EXERCISE TASK:
Find the string "image" and gather every line that holds it.

>> Start EXTRACTED RECORDS

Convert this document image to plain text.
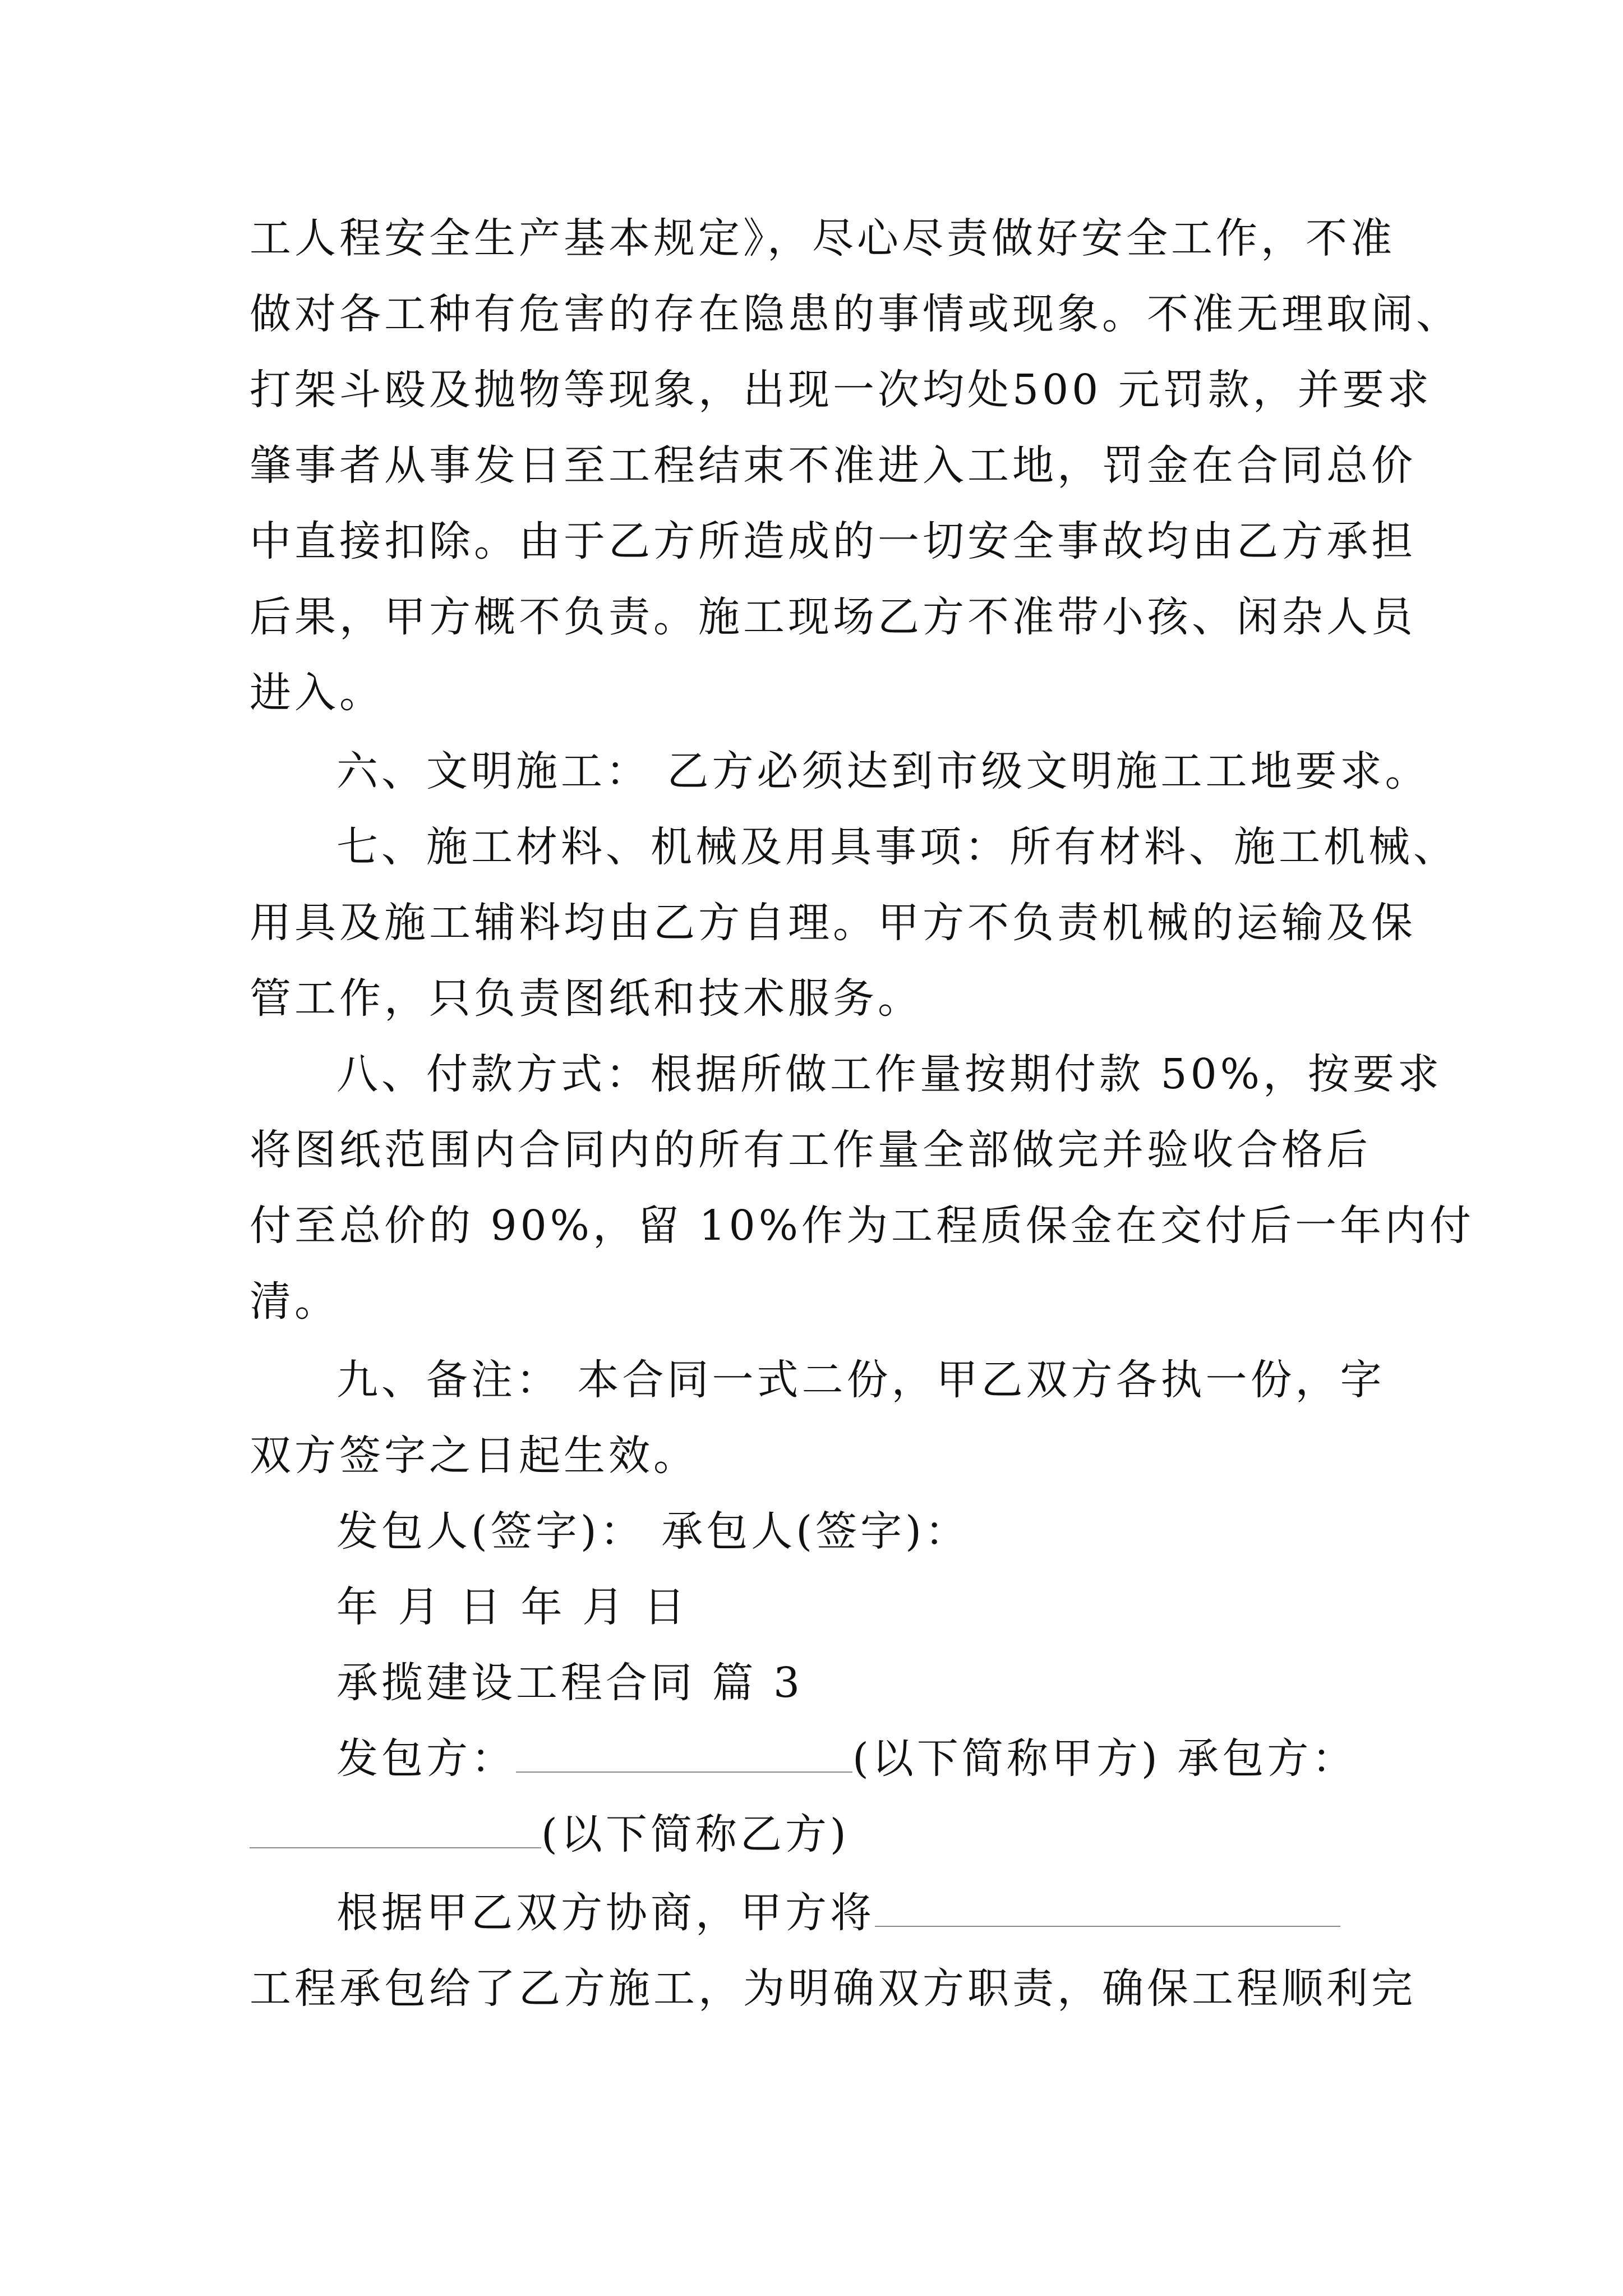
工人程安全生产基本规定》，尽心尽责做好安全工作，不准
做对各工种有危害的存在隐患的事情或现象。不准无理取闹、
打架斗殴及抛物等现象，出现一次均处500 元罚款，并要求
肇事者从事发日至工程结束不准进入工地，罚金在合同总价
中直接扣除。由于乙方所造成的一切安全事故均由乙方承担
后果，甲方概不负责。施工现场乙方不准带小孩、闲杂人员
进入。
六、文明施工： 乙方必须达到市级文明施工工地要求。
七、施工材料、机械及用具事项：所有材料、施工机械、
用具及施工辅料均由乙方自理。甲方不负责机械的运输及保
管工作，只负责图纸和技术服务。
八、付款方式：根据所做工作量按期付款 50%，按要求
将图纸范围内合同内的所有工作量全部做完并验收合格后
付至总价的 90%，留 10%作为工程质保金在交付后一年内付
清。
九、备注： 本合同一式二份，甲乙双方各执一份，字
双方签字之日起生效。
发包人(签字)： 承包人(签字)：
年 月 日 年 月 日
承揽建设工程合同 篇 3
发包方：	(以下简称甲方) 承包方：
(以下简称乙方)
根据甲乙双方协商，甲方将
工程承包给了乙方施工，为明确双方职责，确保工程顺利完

>> End EXTRACTED RECORDS
>> Start EXTRACTED RECORDS

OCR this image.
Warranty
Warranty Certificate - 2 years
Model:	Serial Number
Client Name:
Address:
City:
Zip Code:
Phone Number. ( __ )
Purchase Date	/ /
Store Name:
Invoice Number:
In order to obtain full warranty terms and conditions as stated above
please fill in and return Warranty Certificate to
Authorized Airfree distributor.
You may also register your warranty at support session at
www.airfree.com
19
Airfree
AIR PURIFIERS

>> End EXTRACTED RECORDS

REPLY:
Convert this document image to plain text.
OCR this image.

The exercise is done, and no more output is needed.